Set exercise
What follows is a set of records; restate each one word for word and drop the pictures.

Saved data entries
*****

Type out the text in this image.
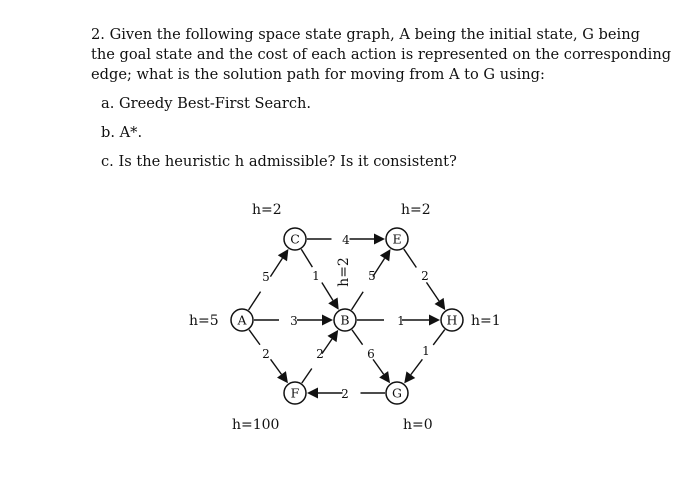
2. Given the following space state graph, A being the initial state, G being

the goal state and the cost of each action is represented on the corresponding

edge; what is the solution path for moving from A to G using:

a. Greedy Best-First Search.

b. A*.

c. Is the heuristic h admissible? Is it consistent?

5
3
2
4
1	5
1
6
2
2
2
1
A
h=5	B
h=2
C
h=2
E
h=2
F
h=100
G
h=0
H h=1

*****

Answer below
Type out the text in this image.
2. Given the following space state graph, A being the initial state, G being

the goal state and the cost of each action is represented on the corresponding

edge; what is the solution path for moving from A to G using:

a. Greedy Best-First Search.

b. A*.

c. Is the heuristic h admissible? Is it consistent?

5
3
2
4
1	5
1
6
2
2
2
1
A
h=5	B
h=2
C
h=2
E
h=2
F
h=100
G
h=0
H h=1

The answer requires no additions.